* _TASK DESCRIPTION_:
From the listing that follows, output everything exactly except the pictures.

Entries from a visual dataset
— start —

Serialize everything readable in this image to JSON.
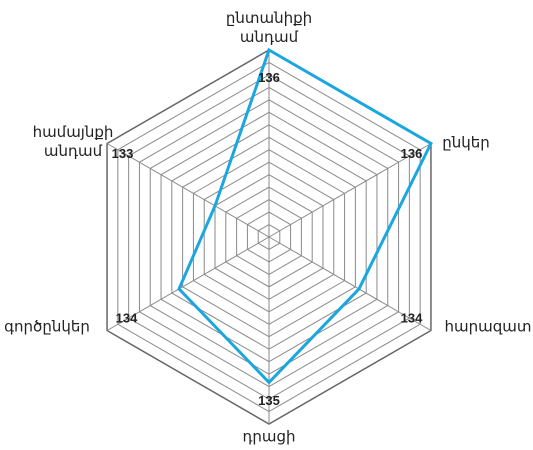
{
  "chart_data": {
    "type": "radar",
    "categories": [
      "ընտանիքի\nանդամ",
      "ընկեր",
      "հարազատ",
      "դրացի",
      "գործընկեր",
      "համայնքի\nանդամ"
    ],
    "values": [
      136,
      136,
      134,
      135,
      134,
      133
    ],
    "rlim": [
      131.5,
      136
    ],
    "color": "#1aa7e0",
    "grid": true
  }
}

— end —

* _RESPONSE TO THE TASK_:
Serialize everything readable in this image to JSON.
{
  "chart_data": {
    "type": "radar",
    "categories": [
      "ընտանիքի\nանդամ",
      "ընկեր",
      "հարազատ",
      "դրացի",
      "գործընկեր",
      "համայնքի\nանդամ"
    ],
    "values": [
      136,
      136,
      134,
      135,
      134,
      133
    ],
    "rlim": [
      131.5,
      136
    ],
    "color": "#1aa7e0",
    "grid": true
  }
}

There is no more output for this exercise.